▶ [Exercise tasks]:
**a.** In the passage on DNA electron flow, how many alternating Guanine base pairs did Beratan and his team find gave the best flow?
**b.** From the passage on DNA electron flow, output word for word the span that begins at the words "Since the flow" and stops after "area of theory.".
**c.** For each statement, answer yes or no according to the passage on DNA electron flow, and quote the deciding words: (i) The Duke team used Guanine as their test subject. (ii) The paper addressed the appearance of actual entanglements. (iii) The Yunman University paper likens DNA's components to strings that communicate through vibrations.

▶ [Passage provided]:
..............................

This is exactly what the team at Duke were able to do. The main purpose of their experiment was to identify why DNA changes its electron flow, from a particle to particle hop across base pairs to a continuous flow without any disruptions. Using the nucleic acid Guanine as their test subject, they were able to create a coherent system that allowed for a charge to flow between Guanine base pairs across a segment of DNA. This came after a realization that large variations of base pairs in a chain of base pairs can lead to more random movements and disrupt the flow of electrons. Upon further investigation, Beratan and his team found that the best flow would be created with 5 alternating Guanine base pairs.
Since the flow moves most closely to a wave and can only spread information over a very specific environment with exacting temperature parameters, space parameters, dilution parameters, and more, the authors of this paper strongly believe that this strong electron flow is a quantum wave. But, the appearance of actual entanglements was not addressed in this piece and remains an area of theory.
There are other papers focused on different aspects of the mathematical models created to show that DNA could be a set of quantum oscillators working together. One paper from Yunman University tries to show how DNA’s components are like strings that communicate with one another using vibrations in a quantum coherent environment. Another paper looks at DNA being made of fermions that act within the phosphodiester bonds that are only communicated with one another through quantum waves.

..............................

▶ [Data supplied]:

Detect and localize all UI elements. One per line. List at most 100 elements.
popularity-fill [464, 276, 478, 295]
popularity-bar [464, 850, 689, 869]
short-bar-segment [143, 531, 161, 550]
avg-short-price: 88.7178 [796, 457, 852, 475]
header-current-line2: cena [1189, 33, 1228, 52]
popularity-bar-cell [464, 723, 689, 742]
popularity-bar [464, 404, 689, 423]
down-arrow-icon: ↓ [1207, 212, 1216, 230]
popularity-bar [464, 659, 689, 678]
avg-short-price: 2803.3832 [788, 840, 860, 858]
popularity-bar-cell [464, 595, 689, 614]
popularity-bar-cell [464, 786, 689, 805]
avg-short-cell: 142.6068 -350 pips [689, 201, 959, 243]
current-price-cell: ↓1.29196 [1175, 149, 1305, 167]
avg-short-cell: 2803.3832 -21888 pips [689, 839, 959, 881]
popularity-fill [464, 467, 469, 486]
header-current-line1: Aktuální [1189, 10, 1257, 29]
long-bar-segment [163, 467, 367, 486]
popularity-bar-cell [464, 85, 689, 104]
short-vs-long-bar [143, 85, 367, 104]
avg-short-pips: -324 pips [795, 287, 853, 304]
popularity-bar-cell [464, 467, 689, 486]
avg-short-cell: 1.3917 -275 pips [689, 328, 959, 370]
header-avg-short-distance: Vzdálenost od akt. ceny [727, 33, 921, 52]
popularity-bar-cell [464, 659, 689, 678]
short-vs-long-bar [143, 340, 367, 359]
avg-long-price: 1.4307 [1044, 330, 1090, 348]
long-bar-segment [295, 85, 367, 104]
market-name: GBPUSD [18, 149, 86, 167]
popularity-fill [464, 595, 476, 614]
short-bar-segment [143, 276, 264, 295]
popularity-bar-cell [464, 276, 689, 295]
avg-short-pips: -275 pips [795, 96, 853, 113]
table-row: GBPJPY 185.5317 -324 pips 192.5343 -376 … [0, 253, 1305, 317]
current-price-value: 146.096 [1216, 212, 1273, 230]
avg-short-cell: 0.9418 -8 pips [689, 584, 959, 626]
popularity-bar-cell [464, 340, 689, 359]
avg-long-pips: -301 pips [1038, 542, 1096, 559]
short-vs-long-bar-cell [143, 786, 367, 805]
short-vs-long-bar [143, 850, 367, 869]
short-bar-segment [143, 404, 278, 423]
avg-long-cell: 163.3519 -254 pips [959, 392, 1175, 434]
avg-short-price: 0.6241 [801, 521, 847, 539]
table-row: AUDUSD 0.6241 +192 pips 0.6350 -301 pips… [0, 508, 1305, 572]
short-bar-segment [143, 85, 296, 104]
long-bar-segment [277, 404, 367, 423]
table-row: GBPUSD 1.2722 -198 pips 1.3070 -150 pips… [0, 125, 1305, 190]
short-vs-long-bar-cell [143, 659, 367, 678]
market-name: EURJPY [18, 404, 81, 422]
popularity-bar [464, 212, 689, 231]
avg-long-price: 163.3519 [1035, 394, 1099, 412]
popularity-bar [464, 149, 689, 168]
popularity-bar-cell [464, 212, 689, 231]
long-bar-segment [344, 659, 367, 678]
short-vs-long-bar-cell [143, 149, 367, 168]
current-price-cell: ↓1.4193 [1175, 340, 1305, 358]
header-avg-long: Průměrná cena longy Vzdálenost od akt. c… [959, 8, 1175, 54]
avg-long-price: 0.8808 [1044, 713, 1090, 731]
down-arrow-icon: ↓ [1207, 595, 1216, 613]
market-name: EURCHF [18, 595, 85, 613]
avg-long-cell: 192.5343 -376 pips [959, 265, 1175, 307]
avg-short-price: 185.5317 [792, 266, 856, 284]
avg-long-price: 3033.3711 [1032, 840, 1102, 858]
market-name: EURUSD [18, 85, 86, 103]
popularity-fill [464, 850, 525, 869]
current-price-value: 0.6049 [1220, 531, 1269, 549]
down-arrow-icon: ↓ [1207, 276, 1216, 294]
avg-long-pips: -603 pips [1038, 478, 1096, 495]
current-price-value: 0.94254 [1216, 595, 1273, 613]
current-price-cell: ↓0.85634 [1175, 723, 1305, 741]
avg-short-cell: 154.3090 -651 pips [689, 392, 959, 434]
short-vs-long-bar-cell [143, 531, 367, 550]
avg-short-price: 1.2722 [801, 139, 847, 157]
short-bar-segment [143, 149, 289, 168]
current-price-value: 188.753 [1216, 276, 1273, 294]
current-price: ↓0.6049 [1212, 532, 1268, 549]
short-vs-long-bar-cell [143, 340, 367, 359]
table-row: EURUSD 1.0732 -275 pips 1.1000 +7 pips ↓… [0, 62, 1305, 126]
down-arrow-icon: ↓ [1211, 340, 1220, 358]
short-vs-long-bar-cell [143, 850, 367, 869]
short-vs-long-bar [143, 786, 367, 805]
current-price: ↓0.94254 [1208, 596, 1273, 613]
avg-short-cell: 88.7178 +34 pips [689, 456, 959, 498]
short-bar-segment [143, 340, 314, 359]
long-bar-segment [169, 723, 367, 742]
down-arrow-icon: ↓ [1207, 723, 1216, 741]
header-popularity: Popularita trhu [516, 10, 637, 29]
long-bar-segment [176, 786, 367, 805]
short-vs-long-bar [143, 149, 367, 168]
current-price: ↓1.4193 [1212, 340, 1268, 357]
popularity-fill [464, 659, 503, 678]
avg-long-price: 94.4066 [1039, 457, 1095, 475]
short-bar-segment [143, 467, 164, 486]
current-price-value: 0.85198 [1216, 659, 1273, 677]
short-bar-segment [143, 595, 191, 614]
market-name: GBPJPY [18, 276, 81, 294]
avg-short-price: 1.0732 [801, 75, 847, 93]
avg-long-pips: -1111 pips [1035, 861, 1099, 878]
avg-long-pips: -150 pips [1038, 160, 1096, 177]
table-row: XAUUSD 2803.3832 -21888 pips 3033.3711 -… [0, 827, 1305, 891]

..............................

▶ [Task solutions]:
**a.** 5 alternating Guanine base pairs.

**b.**
Since the flow moves most closely to a wave and can only spread information over a very specific environment with exacting temperature parameters, space parameters, dilution parameters, and more, the authors of this paper strongly believe that this strong electron flow is a quantum wave. But, the appearance of actual entanglements was not addressed in this piece and remains an area of theory.

**c.**
(i) Yes: "Using the nucleic acid Guanine as their test subject"
(ii) No: "the appearance of actual entanglements was not addressed in this piece and remains an area of theory"
(iii) Yes: "DNA’s components are like strings that communicate with one another using vibrations in a quantum coherent environment"